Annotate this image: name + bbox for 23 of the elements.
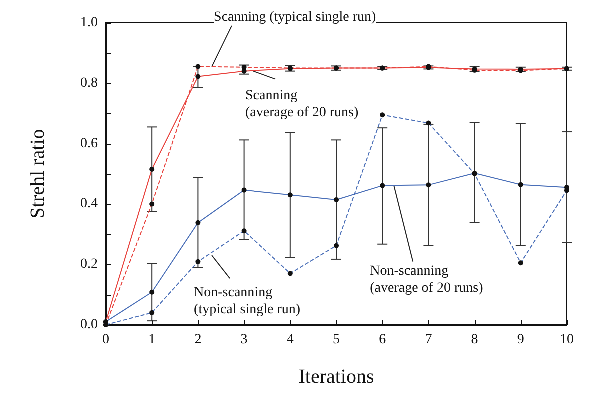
x-tick-label: 4 bbox=[286, 332, 294, 348]
x-tick-label: 10 bbox=[560, 332, 574, 348]
y-axis-title: Strehl ratio bbox=[27, 129, 49, 219]
annotation: Non-scanning (average of 20 runs) bbox=[370, 264, 484, 296]
y-tick-label: 0.6 bbox=[80, 136, 98, 152]
annotation: Scanning (typical single run) bbox=[214, 10, 376, 25]
y-tick-label: 1.0 bbox=[80, 16, 98, 30]
y-tick-label: 0.2 bbox=[80, 257, 98, 272]
x-tick-label: 3 bbox=[240, 332, 248, 348]
x-tick-label: 2 bbox=[194, 332, 202, 348]
annotation: Scanning (average of 20 runs) bbox=[246, 88, 359, 120]
annotation: Non-scanning (typical single run) bbox=[194, 286, 301, 318]
x-tick-label: 1 bbox=[148, 332, 156, 348]
y-tick-label: 0.8 bbox=[80, 76, 98, 91]
x-axis-title: Iterations bbox=[298, 366, 374, 388]
x-tick-label: 8 bbox=[471, 332, 478, 348]
x-tick-label: 5 bbox=[333, 332, 340, 348]
y-tick-label: 0.4 bbox=[80, 196, 98, 212]
x-tick-label: 6 bbox=[379, 332, 386, 348]
y-tick-label: 0.0 bbox=[80, 318, 98, 332]
x-tick-label: 9 bbox=[517, 332, 524, 348]
x-tick-label: 0 bbox=[102, 332, 110, 348]
x-tick-label: 7 bbox=[425, 332, 432, 348]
□ □ □ □
● What you will do
Write out all the rows above again with "mean of 20 runs" in place of every "average of 20 runs", keeping everything else the same and leaving out the pictures.

● The reply
Annotate this image: name + bbox for 23 of the elements.
x-tick-label: 4 bbox=[286, 332, 294, 348]
x-tick-label: 10 bbox=[560, 332, 574, 348]
y-axis-title: Strehl ratio bbox=[27, 129, 49, 219]
annotation: Non-scanning (mean of 20 runs) bbox=[370, 264, 484, 296]
y-tick-label: 0.6 bbox=[80, 136, 98, 152]
annotation: Scanning (typical single run) bbox=[214, 10, 376, 25]
y-tick-label: 1.0 bbox=[80, 16, 98, 30]
y-tick-label: 0.2 bbox=[80, 257, 98, 272]
x-tick-label: 3 bbox=[240, 332, 248, 348]
x-tick-label: 2 bbox=[194, 332, 202, 348]
annotation: Scanning (mean of 20 runs) bbox=[246, 88, 359, 120]
annotation: Non-scanning (typical single run) bbox=[194, 286, 301, 318]
x-tick-label: 1 bbox=[148, 332, 156, 348]
y-tick-label: 0.8 bbox=[80, 76, 98, 91]
x-axis-title: Iterations bbox=[298, 366, 374, 388]
x-tick-label: 8 bbox=[471, 332, 478, 348]
x-tick-label: 5 bbox=[333, 332, 340, 348]
y-tick-label: 0.4 bbox=[80, 196, 98, 212]
x-tick-label: 6 bbox=[379, 332, 386, 348]
y-tick-label: 0.0 bbox=[80, 318, 98, 332]
x-tick-label: 9 bbox=[517, 332, 524, 348]
x-tick-label: 0 bbox=[102, 332, 110, 348]
x-tick-label: 7 bbox=[425, 332, 432, 348]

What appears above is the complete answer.